Begin AVAILABLE RECORDS
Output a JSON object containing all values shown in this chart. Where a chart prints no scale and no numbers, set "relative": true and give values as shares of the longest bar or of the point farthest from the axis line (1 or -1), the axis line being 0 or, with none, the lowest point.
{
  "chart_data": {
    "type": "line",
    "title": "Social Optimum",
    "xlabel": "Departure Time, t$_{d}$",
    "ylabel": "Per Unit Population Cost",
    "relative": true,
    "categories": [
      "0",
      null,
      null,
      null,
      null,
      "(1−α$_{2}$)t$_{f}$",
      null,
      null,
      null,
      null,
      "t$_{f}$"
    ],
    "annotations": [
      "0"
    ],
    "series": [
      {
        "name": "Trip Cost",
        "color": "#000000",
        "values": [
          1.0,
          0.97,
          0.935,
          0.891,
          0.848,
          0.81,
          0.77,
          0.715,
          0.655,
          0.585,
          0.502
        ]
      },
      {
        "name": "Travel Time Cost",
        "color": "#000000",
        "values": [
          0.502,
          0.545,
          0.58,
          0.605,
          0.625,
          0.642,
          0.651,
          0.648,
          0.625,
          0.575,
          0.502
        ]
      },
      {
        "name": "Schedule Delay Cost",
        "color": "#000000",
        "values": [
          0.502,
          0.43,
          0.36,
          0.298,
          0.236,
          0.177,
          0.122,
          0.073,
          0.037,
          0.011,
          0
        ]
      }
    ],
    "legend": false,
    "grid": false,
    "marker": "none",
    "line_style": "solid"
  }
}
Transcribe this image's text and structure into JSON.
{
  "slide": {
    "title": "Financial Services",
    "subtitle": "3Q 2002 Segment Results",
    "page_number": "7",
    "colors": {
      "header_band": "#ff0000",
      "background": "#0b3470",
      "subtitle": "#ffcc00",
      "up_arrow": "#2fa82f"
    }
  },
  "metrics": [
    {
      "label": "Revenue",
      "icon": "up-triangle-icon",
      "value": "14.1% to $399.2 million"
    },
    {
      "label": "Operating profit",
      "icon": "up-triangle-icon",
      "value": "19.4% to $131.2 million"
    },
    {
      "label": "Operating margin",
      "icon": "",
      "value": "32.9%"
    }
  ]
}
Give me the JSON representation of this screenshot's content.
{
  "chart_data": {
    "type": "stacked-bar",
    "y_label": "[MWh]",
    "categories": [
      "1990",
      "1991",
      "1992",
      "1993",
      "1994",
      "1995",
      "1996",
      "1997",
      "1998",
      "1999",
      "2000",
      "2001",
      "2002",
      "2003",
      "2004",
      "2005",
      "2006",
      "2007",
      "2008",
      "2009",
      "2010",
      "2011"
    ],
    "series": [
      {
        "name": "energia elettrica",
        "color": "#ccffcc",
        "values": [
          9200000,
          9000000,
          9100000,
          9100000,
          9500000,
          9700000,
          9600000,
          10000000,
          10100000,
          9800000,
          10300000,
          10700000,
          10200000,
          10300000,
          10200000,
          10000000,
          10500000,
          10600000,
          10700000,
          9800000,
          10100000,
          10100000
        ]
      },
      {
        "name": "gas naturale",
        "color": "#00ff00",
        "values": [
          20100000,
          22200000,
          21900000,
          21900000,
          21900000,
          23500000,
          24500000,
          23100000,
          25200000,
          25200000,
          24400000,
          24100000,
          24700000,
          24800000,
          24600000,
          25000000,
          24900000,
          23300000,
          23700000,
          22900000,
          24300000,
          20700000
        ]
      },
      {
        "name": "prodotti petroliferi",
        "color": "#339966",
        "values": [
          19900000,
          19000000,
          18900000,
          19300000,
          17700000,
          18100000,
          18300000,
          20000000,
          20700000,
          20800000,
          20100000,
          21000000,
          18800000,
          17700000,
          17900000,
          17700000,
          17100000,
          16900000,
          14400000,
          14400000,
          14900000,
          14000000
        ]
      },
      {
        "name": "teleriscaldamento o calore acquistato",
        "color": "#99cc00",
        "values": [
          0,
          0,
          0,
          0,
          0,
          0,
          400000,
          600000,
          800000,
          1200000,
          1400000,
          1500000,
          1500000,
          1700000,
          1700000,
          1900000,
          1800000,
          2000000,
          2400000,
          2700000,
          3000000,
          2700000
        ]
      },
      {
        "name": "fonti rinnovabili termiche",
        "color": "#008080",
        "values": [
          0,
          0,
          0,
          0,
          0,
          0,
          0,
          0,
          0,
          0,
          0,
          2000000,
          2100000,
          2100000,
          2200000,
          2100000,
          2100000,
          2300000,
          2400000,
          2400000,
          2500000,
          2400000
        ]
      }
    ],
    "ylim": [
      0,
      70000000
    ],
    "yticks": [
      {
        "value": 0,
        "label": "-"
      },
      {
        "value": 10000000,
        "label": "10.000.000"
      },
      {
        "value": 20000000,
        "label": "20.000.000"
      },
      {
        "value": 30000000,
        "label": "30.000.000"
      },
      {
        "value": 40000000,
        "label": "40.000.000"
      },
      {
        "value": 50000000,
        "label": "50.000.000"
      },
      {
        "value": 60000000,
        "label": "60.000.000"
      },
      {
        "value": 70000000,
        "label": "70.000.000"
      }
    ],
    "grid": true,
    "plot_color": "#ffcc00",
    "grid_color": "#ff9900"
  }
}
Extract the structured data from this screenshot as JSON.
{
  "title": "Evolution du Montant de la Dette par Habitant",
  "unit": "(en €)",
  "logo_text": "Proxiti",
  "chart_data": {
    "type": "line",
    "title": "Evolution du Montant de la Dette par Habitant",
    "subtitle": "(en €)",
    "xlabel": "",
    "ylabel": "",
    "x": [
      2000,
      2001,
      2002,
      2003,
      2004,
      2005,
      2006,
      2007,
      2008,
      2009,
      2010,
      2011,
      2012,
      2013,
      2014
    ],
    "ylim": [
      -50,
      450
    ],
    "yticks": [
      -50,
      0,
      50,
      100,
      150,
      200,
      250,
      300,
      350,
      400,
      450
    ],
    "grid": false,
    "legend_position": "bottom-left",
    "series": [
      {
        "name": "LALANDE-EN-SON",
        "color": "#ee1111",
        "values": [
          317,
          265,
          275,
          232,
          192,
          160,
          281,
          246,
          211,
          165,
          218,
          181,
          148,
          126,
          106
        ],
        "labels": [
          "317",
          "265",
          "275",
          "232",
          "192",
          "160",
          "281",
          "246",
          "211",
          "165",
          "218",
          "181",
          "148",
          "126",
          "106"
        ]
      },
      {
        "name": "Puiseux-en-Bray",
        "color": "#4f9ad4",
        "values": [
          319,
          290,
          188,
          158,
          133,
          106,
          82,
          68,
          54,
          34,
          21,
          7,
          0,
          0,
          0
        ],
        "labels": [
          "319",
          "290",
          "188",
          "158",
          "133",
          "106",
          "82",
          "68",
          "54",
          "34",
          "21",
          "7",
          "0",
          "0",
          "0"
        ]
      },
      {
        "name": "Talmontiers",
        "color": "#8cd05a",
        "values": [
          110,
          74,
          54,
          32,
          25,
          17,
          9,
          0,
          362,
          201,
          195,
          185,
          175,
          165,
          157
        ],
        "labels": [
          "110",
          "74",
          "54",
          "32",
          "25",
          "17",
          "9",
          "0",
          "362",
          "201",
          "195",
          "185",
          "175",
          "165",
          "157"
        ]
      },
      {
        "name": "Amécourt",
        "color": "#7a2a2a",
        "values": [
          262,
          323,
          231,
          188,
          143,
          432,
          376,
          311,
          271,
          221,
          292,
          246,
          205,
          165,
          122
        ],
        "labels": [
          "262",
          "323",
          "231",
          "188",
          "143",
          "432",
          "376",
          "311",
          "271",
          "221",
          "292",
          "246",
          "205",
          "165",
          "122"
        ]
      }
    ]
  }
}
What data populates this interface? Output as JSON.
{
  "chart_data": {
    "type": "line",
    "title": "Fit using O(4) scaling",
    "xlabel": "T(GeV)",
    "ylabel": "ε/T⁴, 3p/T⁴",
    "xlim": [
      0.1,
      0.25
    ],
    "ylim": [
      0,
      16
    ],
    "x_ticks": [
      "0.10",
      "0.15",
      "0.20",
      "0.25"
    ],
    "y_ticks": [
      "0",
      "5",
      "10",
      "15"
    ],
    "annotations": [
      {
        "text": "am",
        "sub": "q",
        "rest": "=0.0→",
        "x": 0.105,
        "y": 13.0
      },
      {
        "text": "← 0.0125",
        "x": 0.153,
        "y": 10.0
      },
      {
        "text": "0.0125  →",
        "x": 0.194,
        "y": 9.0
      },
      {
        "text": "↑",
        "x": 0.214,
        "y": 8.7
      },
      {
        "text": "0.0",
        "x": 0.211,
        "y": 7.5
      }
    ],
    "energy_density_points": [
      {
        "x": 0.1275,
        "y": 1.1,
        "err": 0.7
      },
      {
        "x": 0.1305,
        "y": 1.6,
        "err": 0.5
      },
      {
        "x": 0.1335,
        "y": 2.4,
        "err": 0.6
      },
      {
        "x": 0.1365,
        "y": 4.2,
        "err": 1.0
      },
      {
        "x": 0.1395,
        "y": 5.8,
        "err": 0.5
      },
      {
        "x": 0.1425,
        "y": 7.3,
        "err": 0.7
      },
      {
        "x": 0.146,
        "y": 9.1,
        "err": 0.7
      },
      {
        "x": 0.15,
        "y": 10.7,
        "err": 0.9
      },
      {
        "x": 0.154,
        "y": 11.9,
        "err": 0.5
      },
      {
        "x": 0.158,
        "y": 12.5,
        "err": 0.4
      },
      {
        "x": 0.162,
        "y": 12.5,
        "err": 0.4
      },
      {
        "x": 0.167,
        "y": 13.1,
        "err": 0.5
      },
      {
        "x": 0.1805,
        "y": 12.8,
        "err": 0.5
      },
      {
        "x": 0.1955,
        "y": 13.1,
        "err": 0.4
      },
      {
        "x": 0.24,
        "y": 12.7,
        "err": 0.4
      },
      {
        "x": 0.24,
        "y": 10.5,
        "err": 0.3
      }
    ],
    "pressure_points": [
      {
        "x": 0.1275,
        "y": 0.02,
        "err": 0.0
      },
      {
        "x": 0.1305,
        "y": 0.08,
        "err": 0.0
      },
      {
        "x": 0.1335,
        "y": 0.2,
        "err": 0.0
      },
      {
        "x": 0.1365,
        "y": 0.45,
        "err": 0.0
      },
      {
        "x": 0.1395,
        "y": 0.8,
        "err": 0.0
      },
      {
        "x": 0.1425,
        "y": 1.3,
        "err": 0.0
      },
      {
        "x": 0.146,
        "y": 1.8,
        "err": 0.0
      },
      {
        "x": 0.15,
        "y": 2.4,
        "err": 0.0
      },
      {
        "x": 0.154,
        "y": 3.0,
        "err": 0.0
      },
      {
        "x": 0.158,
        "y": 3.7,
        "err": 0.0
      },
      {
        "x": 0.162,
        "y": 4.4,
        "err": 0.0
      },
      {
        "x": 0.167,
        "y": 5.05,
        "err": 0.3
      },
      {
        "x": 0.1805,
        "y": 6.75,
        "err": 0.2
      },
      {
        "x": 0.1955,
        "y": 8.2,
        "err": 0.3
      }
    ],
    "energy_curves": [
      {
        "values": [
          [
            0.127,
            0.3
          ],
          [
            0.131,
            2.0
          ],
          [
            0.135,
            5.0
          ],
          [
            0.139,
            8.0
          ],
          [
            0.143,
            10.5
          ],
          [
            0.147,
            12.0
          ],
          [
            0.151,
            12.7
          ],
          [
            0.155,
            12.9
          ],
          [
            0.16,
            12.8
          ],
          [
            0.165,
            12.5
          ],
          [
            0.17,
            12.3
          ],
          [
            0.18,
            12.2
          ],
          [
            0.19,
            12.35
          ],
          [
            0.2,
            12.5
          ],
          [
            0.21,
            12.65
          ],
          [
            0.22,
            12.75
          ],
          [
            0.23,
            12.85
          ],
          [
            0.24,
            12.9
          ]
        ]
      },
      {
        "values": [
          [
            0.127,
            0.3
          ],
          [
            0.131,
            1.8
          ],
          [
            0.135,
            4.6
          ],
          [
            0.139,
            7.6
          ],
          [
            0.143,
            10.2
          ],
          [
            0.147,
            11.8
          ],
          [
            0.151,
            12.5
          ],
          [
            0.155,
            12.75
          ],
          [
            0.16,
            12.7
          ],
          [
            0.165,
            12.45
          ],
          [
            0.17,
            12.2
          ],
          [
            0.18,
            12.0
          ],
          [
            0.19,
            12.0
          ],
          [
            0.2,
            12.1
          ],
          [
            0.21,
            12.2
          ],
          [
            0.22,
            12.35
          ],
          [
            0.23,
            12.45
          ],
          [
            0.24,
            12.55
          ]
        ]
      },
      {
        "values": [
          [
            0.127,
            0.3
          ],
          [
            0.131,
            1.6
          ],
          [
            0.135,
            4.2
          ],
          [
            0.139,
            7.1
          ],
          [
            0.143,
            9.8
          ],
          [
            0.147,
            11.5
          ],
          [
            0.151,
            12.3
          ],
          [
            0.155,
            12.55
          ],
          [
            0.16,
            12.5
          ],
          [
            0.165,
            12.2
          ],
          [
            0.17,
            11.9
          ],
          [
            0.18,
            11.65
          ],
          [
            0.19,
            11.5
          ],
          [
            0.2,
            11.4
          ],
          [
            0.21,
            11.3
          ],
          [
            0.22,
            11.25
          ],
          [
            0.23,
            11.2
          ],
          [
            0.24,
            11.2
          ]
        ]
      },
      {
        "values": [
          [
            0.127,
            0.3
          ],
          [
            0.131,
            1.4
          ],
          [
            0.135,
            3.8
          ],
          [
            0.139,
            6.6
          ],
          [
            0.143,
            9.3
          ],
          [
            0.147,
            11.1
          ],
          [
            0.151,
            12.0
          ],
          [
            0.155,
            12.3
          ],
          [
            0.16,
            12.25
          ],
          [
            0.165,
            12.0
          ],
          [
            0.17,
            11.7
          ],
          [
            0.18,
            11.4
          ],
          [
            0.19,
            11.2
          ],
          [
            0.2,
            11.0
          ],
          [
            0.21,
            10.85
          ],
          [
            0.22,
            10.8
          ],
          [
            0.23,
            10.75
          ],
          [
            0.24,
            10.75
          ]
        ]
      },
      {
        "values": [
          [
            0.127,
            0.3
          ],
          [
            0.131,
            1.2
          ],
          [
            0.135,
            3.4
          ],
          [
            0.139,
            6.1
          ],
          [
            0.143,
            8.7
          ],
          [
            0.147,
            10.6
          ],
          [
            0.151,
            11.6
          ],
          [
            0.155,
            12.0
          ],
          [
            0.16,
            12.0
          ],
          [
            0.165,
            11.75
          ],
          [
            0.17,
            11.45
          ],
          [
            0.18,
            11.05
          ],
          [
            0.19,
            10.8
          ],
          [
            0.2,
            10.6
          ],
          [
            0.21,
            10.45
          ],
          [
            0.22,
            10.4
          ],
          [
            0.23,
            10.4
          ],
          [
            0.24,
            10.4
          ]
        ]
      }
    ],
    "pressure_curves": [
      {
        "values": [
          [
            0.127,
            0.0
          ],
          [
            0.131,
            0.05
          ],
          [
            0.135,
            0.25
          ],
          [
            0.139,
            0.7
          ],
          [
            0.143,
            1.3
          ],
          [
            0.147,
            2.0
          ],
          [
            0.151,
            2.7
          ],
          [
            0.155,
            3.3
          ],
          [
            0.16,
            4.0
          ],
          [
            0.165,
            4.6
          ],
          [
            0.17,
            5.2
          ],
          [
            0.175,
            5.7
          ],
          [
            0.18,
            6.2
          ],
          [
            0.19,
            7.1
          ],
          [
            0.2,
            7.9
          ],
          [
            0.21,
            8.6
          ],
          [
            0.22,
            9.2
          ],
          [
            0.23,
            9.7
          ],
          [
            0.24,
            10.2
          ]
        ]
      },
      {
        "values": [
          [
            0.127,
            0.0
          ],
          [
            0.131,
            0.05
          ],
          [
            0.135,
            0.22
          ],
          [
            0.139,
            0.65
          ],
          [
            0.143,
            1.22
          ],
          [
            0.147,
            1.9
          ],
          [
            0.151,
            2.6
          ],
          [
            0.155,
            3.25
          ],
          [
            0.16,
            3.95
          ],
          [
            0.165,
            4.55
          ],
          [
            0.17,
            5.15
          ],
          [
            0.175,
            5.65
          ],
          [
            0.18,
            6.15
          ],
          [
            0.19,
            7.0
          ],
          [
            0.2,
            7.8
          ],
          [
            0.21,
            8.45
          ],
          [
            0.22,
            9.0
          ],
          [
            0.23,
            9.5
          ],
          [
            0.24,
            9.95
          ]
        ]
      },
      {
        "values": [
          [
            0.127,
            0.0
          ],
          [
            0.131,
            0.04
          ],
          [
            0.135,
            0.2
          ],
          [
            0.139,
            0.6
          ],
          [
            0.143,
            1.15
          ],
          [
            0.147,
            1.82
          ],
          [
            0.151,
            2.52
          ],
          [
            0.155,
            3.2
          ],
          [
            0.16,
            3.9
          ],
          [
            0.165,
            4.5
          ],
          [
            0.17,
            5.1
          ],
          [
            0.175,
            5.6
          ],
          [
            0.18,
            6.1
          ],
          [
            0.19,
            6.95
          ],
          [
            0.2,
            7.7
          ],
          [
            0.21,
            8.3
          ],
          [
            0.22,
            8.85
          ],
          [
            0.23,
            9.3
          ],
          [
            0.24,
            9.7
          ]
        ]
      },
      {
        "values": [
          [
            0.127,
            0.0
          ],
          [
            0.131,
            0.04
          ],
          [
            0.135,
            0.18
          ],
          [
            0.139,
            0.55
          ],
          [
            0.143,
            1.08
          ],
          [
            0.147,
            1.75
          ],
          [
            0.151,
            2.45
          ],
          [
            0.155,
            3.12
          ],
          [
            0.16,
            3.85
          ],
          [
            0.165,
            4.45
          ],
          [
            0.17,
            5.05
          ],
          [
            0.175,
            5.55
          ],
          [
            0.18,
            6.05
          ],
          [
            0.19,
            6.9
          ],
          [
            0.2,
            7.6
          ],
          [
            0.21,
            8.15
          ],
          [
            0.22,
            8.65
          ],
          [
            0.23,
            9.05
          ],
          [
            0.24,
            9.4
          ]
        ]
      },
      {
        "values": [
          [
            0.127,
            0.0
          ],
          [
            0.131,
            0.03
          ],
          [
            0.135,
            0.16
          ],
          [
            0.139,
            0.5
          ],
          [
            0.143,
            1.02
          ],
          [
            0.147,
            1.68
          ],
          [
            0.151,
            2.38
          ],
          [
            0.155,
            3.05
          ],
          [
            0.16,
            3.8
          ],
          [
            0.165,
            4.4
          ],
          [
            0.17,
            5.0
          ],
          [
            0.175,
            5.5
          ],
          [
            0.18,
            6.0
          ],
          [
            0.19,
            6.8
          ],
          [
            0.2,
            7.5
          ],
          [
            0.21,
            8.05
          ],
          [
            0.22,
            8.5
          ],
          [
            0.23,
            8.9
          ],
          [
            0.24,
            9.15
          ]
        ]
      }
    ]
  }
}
End AVAILABLE RECORDS
__WHAT YOU WILL DO__
Pull out every line containing "relative".

__COMPLETE RESPONSE__
Output a JSON object containing all values shown in this chart. Where a chart prints no scale and no numbers, set "relative": true and give values as shares of the longest bar or of the point farthest from the axis line (1 or -1), the axis line being 0 or, with none, the lowest point.
    "relative": true,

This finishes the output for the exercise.